## Dataset entries
——————————
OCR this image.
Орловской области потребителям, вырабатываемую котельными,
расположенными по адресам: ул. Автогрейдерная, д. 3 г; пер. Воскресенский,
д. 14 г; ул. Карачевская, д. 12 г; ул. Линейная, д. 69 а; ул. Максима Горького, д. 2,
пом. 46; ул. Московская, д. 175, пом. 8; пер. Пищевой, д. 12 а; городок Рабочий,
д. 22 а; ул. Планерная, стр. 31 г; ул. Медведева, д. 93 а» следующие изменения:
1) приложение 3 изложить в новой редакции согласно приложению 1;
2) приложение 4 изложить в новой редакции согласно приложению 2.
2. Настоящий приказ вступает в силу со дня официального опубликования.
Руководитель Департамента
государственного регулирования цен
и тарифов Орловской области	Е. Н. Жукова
——————————
## Do this
Reproduce the material precisely, including every line.

## Completed exercise
OCR this image.
Орловской области потребителям, вырабатываемую котельными,
расположенными по адресам: ул. Автогрейдерная, д. 3 г; пер. Воскресенский,
д. 14 г; ул. Карачевская, д. 12 г; ул. Линейная, д. 69 а; ул. Максима Горького, д. 2,
пом. 46; ул. Московская, д. 175, пом. 8; пер. Пищевой, д. 12 а; городок Рабочий,
д. 22 а; ул. Планерная, стр. 31 г; ул. Медведева, д. 93 а» следующие изменения:
1) приложение 3 изложить в новой редакции согласно приложению 1;
2) приложение 4 изложить в новой редакции согласно приложению 2.
2. Настоящий приказ вступает в силу со дня официального опубликования.
Руководитель Департамента
государственного регулирования цен
и тарифов Орловской области	Е. Н. Жукова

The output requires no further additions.